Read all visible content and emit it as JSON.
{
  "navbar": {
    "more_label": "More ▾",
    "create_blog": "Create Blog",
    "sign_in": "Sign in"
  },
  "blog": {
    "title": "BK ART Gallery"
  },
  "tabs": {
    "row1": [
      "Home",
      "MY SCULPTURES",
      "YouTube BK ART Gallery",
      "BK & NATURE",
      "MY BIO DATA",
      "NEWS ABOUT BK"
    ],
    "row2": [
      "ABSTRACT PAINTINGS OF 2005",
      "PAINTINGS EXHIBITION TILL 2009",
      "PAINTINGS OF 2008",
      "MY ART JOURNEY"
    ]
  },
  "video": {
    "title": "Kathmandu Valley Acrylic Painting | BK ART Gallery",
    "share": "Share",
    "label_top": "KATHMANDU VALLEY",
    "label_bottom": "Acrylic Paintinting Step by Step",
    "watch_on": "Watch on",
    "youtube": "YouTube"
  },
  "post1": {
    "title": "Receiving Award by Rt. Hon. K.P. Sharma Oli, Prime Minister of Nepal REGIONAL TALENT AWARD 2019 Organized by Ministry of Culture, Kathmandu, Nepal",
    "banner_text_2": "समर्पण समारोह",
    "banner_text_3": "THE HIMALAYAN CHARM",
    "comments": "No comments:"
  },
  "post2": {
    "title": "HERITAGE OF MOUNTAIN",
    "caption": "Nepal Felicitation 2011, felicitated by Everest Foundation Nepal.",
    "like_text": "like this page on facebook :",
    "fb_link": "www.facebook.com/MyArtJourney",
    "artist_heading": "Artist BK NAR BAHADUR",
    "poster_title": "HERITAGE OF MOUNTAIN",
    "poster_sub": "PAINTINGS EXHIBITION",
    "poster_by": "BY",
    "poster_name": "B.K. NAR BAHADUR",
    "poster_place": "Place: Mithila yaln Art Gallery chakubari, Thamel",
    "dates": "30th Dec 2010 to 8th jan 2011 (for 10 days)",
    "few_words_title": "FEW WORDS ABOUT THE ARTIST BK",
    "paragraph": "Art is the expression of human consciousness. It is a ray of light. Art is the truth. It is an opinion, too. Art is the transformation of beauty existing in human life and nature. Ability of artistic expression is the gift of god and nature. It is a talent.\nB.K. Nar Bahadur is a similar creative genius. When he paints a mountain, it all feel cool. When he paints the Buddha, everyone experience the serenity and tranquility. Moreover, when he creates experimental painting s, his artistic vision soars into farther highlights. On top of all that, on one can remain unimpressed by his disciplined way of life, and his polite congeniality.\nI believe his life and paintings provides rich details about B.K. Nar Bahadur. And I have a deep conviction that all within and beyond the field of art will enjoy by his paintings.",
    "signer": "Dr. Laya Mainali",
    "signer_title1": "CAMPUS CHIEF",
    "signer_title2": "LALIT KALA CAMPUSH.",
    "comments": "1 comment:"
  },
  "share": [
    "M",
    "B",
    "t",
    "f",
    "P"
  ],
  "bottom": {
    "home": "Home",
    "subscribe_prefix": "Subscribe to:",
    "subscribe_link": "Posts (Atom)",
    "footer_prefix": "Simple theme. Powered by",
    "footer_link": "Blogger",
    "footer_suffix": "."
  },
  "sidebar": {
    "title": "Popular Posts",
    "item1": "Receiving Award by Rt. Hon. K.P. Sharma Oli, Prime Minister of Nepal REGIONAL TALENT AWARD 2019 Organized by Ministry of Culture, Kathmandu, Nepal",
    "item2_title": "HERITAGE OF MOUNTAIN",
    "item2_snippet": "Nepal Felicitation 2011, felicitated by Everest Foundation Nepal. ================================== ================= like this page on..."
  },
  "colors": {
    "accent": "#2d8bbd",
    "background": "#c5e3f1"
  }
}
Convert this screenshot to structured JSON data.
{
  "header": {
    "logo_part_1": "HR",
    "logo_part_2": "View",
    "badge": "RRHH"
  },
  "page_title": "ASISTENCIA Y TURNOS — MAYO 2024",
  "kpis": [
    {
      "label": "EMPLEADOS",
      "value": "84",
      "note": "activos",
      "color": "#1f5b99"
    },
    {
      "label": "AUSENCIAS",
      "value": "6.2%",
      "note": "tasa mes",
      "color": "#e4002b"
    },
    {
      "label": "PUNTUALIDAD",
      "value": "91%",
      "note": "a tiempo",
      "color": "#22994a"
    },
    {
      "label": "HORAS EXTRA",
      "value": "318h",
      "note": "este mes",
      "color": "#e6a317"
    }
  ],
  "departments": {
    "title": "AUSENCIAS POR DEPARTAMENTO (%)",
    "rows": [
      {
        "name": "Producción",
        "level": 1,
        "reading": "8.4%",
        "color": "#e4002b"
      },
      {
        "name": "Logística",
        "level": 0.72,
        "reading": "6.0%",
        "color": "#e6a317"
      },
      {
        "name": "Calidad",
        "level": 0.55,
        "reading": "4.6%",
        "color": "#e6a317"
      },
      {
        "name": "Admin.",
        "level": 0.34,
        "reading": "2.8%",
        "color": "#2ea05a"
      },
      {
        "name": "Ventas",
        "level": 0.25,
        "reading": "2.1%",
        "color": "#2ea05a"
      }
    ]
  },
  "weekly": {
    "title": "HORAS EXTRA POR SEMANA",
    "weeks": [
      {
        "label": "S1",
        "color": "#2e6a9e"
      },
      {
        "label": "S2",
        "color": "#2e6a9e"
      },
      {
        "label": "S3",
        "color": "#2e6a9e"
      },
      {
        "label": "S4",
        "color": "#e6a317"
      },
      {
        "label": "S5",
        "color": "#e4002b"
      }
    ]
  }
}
━━━
- _Exercise aim_: Return the whole listing exactly.

- _Exercise result_:
Read all visible content and emit it as JSON.
{
  "navbar": {
    "more_label": "More ▾",
    "create_blog": "Create Blog",
    "sign_in": "Sign in"
  },
  "blog": {
    "title": "BK ART Gallery"
  },
  "tabs": {
    "row1": [
      "Home",
      "MY SCULPTURES",
      "YouTube BK ART Gallery",
      "BK & NATURE",
      "MY BIO DATA",
      "NEWS ABOUT BK"
    ],
    "row2": [
      "ABSTRACT PAINTINGS OF 2005",
      "PAINTINGS EXHIBITION TILL 2009",
      "PAINTINGS OF 2008",
      "MY ART JOURNEY"
    ]
  },
  "video": {
    "title": "Kathmandu Valley Acrylic Painting | BK ART Gallery",
    "share": "Share",
    "label_top": "KATHMANDU VALLEY",
    "label_bottom": "Acrylic Paintinting Step by Step",
    "watch_on": "Watch on",
    "youtube": "YouTube"
  },
  "post1": {
    "title": "Receiving Award by Rt. Hon. K.P. Sharma Oli, Prime Minister of Nepal REGIONAL TALENT AWARD 2019 Organized by Ministry of Culture, Kathmandu, Nepal",
    "banner_text_2": "समर्पण समारोह",
    "banner_text_3": "THE HIMALAYAN CHARM",
    "comments": "No comments:"
  },
  "post2": {
    "title": "HERITAGE OF MOUNTAIN",
    "caption": "Nepal Felicitation 2011, felicitated by Everest Foundation Nepal.",
    "like_text": "like this page on facebook :",
    "fb_link": "www.facebook.com/MyArtJourney",
    "artist_heading": "Artist BK NAR BAHADUR",
    "poster_title": "HERITAGE OF MOUNTAIN",
    "poster_sub": "PAINTINGS EXHIBITION",
    "poster_by": "BY",
    "poster_name": "B.K. NAR BAHADUR",
    "poster_place": "Place: Mithila yaln Art Gallery chakubari, Thamel",
    "dates": "30th Dec 2010 to 8th jan 2011 (for 10 days)",
    "few_words_title": "FEW WORDS ABOUT THE ARTIST BK",
    "paragraph": "Art is the expression of human consciousness. It is a ray of light. Art is the truth. It is an opinion, too. Art is the transformation of beauty existing in human life and nature. Ability of artistic expression is the gift of god and nature. It is a talent.\nB.K. Nar Bahadur is a similar creative genius. When he paints a mountain, it all feel cool. When he paints the Buddha, everyone experience the serenity and tranquility. Moreover, when he creates experimental painting s, his artistic vision soars into farther highlights. On top of all that, on one can remain unimpressed by his disciplined way of life, and his polite congeniality.\nI believe his life and paintings provides rich details about B.K. Nar Bahadur. And I have a deep conviction that all within and beyond the field of art will enjoy by his paintings.",
    "signer": "Dr. Laya Mainali",
    "signer_title1": "CAMPUS CHIEF",
    "signer_title2": "LALIT KALA CAMPUSH.",
    "comments": "1 comment:"
  },
  "share": [
    "M",
    "B",
    "t",
    "f",
    "P"
  ],
  "bottom": {
    "home": "Home",
    "subscribe_prefix": "Subscribe to:",
    "subscribe_link": "Posts (Atom)",
    "footer_prefix": "Simple theme. Powered by",
    "footer_link": "Blogger",
    "footer_suffix": "."
  },
  "sidebar": {
    "title": "Popular Posts",
    "item1": "Receiving Award by Rt. Hon. K.P. Sharma Oli, Prime Minister of Nepal REGIONAL TALENT AWARD 2019 Organized by Ministry of Culture, Kathmandu, Nepal",
    "item2_title": "HERITAGE OF MOUNTAIN",
    "item2_snippet": "Nepal Felicitation 2011, felicitated by Everest Foundation Nepal. ================================== ================= like this page on..."
  },
  "colors": {
    "accent": "#2d8bbd",
    "background": "#c5e3f1"
  }
}
Convert this screenshot to structured JSON data.
{
  "header": {
    "logo_part_1": "HR",
    "logo_part_2": "View",
    "badge": "RRHH"
  },
  "page_title": "ASISTENCIA Y TURNOS — MAYO 2024",
  "kpis": [
    {
      "label": "EMPLEADOS",
      "value": "84",
      "note": "activos",
      "color": "#1f5b99"
    },
    {
      "label": "AUSENCIAS",
      "value": "6.2%",
      "note": "tasa mes",
      "color": "#e4002b"
    },
    {
      "label": "PUNTUALIDAD",
      "value": "91%",
      "note": "a tiempo",
      "color": "#22994a"
    },
    {
      "label": "HORAS EXTRA",
      "value": "318h",
      "note": "este mes",
      "color": "#e6a317"
    }
  ],
  "departments": {
    "title": "AUSENCIAS POR DEPARTAMENTO (%)",
    "rows": [
      {
        "name": "Producción",
        "level": 1,
        "reading": "8.4%",
        "color": "#e4002b"
      },
      {
        "name": "Logística",
        "level": 0.72,
        "reading": "6.0%",
        "color": "#e6a317"
      },
      {
        "name": "Calidad",
        "level": 0.55,
        "reading": "4.6%",
        "color": "#e6a317"
      },
      {
        "name": "Admin.",
        "level": 0.34,
        "reading": "2.8%",
        "color": "#2ea05a"
      },
      {
        "name": "Ventas",
        "level": 0.25,
        "reading": "2.1%",
        "color": "#2ea05a"
      }
    ]
  },
  "weekly": {
    "title": "HORAS EXTRA POR SEMANA",
    "weeks": [
      {
        "label": "S1",
        "color": "#2e6a9e"
      },
      {
        "label": "S2",
        "color": "#2e6a9e"
      },
      {
        "label": "S3",
        "color": "#2e6a9e"
      },
      {
        "label": "S4",
        "color": "#e6a317"
      },
      {
        "label": "S5",
        "color": "#e4002b"
      }
    ]
  }
}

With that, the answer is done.